= Items from a dataset =
____
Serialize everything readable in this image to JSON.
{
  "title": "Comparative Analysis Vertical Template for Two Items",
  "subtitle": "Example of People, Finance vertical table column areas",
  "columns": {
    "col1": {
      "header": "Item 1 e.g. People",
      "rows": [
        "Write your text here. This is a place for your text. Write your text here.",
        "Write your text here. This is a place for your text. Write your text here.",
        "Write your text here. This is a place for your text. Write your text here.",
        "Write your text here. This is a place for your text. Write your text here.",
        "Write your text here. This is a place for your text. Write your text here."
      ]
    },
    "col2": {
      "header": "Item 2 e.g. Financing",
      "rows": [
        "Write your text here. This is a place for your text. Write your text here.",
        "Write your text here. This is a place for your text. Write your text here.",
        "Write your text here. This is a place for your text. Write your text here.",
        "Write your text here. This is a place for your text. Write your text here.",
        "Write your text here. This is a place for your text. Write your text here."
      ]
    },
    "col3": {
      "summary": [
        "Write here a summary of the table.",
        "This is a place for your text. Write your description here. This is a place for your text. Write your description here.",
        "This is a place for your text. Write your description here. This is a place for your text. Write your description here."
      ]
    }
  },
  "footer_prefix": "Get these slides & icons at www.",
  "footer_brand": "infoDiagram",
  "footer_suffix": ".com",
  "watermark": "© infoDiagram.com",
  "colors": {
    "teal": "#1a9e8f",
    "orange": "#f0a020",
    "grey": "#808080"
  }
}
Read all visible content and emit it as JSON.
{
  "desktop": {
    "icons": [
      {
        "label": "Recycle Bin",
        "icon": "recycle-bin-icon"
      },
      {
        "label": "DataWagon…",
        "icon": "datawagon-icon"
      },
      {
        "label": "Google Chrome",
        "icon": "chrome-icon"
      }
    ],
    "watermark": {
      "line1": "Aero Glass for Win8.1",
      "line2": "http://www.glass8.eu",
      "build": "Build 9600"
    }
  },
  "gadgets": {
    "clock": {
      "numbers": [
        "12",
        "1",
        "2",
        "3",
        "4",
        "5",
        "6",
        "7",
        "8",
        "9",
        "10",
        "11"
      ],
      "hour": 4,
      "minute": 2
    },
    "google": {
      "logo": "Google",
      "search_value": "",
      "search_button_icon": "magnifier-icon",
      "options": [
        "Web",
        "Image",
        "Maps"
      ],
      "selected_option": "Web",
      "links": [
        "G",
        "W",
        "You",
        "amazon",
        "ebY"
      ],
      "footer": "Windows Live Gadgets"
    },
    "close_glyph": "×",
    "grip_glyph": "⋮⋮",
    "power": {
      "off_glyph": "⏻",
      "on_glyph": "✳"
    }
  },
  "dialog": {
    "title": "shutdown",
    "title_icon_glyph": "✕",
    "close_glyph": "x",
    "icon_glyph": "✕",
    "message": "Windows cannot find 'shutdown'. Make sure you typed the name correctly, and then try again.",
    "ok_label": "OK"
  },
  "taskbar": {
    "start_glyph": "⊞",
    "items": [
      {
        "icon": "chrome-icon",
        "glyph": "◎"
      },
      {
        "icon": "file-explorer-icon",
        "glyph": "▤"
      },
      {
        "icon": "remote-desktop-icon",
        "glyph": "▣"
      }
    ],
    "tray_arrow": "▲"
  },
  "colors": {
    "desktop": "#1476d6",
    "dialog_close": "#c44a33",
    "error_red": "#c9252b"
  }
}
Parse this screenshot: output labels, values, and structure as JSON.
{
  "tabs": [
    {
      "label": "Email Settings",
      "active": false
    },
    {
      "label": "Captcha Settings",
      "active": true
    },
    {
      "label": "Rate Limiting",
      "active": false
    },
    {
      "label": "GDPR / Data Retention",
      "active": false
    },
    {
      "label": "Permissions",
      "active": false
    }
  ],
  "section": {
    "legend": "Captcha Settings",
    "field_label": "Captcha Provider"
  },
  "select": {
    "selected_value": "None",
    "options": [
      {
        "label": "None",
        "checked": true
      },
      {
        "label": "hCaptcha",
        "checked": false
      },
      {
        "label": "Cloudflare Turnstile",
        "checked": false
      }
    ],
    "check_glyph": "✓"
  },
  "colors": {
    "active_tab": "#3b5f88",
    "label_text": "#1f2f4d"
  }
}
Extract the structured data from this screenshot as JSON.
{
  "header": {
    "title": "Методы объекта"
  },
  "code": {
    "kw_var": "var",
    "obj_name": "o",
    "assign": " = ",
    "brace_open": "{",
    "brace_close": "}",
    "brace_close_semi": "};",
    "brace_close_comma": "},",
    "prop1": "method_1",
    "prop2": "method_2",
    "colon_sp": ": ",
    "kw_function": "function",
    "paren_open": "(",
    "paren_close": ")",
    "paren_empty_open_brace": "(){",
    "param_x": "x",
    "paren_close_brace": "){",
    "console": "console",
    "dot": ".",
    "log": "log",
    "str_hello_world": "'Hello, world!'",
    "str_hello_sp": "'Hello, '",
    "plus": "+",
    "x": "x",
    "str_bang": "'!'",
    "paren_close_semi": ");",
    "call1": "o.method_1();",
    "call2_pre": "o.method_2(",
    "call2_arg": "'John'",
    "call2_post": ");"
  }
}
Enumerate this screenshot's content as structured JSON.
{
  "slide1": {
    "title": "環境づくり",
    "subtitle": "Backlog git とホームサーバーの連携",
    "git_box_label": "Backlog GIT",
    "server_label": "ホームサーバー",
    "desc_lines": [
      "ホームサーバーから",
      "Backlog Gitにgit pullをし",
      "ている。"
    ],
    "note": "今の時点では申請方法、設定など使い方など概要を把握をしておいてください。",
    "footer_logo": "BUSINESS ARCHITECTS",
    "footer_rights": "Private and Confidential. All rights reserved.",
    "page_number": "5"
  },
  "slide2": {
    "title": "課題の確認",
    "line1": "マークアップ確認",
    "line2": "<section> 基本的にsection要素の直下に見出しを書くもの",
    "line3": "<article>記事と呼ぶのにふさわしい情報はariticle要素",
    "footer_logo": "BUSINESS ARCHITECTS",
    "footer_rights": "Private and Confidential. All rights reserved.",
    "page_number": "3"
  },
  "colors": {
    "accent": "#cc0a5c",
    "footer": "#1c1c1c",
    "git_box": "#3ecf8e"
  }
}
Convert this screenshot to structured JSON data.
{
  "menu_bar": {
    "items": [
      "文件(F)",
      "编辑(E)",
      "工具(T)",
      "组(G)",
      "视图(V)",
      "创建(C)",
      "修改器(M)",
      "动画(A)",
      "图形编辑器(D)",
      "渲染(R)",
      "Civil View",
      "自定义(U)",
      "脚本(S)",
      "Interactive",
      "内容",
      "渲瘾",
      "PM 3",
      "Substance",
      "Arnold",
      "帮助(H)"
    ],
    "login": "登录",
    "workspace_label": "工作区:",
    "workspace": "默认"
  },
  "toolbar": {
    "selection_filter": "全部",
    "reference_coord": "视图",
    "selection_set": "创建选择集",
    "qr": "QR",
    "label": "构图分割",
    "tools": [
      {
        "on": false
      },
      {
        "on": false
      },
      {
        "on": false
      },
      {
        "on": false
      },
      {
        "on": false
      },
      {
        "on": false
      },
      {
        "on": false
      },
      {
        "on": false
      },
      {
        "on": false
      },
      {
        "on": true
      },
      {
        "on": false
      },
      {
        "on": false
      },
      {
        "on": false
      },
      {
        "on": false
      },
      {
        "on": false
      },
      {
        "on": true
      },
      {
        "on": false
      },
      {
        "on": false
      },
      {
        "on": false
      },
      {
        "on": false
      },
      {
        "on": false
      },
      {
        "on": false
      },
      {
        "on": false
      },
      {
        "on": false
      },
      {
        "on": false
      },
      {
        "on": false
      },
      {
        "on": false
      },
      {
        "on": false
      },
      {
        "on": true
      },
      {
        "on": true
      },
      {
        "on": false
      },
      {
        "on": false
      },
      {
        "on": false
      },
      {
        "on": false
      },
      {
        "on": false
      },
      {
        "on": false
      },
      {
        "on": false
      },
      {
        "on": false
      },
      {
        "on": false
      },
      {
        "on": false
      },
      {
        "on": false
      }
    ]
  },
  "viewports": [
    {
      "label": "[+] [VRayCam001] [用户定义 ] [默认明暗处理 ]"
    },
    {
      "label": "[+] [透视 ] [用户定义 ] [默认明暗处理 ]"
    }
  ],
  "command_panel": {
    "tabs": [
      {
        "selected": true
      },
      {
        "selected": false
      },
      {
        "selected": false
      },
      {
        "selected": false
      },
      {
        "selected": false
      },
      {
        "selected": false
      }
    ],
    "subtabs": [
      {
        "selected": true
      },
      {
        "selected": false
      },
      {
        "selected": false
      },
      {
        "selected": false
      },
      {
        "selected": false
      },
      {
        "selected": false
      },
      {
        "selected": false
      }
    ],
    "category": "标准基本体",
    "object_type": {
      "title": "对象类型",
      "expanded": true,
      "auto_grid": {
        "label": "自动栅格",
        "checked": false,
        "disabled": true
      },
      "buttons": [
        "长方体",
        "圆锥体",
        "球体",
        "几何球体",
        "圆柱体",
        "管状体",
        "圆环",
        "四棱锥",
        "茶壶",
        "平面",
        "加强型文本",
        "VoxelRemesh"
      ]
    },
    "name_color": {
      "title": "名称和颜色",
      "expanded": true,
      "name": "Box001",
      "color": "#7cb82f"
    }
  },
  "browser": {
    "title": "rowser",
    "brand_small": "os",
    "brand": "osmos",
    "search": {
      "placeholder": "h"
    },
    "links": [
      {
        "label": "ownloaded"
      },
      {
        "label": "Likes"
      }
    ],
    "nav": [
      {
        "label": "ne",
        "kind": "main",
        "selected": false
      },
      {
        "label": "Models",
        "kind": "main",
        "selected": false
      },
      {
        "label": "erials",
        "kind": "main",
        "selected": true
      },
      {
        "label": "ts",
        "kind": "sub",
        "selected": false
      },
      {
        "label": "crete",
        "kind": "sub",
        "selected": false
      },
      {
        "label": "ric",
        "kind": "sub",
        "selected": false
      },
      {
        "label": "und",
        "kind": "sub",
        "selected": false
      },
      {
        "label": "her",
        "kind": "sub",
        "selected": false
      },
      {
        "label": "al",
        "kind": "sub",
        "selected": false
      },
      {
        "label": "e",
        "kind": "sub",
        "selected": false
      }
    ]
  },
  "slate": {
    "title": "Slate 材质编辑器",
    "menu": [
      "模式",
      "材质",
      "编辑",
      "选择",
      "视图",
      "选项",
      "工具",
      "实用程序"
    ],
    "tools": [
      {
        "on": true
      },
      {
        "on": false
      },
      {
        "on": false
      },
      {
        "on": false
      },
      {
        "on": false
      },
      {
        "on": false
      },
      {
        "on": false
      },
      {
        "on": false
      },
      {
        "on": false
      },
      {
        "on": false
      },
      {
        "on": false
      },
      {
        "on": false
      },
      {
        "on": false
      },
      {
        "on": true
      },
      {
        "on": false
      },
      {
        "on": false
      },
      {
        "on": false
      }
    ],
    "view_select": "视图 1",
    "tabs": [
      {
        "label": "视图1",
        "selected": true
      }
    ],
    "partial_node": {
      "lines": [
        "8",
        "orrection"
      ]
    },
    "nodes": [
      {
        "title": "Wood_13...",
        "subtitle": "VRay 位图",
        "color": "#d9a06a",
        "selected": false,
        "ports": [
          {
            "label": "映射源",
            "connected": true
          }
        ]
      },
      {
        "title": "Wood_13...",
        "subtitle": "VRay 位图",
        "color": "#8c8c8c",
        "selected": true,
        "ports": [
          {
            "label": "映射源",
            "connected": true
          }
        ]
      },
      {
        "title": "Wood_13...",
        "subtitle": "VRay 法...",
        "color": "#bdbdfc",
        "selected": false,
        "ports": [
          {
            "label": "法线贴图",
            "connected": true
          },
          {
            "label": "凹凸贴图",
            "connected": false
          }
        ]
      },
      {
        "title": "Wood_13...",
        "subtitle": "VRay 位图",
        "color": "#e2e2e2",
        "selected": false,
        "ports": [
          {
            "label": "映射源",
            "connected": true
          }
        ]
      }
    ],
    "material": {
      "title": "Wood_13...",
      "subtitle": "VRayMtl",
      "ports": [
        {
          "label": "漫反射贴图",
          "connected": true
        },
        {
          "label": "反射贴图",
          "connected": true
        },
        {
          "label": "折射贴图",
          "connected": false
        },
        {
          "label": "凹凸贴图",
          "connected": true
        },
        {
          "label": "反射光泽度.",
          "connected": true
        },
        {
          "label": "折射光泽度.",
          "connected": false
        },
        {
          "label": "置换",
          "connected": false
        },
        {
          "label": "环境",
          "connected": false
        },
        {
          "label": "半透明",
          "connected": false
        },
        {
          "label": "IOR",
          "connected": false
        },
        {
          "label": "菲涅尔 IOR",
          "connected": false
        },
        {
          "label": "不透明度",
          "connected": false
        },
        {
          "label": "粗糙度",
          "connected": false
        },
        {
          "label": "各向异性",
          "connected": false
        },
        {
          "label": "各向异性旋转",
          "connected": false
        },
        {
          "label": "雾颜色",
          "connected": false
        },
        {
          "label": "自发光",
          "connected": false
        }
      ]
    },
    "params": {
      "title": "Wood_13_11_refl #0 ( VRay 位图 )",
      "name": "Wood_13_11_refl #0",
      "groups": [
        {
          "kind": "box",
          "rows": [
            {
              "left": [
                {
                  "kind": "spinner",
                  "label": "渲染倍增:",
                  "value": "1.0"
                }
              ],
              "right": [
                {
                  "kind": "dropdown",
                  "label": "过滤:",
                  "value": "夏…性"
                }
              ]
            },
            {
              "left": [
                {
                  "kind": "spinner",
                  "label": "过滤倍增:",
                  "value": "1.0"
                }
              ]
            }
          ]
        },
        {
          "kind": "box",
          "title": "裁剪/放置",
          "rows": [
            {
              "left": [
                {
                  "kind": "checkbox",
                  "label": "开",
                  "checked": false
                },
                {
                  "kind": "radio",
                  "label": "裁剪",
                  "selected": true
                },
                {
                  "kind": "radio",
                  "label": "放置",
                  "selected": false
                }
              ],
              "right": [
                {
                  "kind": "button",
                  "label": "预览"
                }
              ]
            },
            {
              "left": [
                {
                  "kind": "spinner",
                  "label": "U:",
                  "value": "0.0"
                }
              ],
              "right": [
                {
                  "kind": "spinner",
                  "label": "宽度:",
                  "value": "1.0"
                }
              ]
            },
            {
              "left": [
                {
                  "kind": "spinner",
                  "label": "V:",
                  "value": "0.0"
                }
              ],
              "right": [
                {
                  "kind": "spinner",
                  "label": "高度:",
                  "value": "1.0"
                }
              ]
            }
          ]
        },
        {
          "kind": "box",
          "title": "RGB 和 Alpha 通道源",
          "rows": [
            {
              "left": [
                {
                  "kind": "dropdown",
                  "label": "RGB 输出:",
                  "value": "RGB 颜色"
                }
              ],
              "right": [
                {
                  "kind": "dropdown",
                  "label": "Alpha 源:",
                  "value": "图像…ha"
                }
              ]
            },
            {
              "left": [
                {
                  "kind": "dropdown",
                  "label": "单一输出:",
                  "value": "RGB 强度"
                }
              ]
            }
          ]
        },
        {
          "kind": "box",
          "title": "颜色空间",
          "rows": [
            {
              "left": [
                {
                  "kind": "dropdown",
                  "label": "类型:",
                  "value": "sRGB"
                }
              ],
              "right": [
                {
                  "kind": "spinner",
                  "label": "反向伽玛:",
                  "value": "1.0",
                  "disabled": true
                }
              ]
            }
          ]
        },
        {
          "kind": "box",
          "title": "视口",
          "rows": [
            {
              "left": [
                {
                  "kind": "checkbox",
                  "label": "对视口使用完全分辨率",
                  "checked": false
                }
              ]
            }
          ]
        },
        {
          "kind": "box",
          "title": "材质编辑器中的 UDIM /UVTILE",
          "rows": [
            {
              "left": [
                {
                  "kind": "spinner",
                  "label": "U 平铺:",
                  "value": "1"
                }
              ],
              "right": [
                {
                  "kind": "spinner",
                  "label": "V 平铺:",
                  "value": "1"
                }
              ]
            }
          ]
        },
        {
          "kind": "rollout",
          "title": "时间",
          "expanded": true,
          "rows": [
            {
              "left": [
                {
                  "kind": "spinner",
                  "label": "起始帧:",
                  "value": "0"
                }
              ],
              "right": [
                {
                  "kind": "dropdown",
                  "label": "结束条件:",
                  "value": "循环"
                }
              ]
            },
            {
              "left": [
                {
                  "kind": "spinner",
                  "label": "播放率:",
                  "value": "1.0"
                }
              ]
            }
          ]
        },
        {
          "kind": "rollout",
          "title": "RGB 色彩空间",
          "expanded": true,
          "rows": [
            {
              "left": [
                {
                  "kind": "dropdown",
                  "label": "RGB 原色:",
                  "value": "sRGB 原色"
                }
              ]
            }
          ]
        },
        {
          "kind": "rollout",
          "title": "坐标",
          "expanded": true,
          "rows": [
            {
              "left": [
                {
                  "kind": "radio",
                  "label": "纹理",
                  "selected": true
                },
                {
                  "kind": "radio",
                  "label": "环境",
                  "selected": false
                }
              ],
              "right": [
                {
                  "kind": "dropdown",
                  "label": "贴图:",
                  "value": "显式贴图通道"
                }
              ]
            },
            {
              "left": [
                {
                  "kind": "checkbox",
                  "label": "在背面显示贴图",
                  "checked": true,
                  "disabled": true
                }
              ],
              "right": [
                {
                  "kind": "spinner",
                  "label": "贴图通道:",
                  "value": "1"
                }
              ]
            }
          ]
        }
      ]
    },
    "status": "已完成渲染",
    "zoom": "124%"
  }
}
____
= Task brief =
For the data above, state how many lines contain "shutdown"; the number is the whole answer.

= Task answer =
2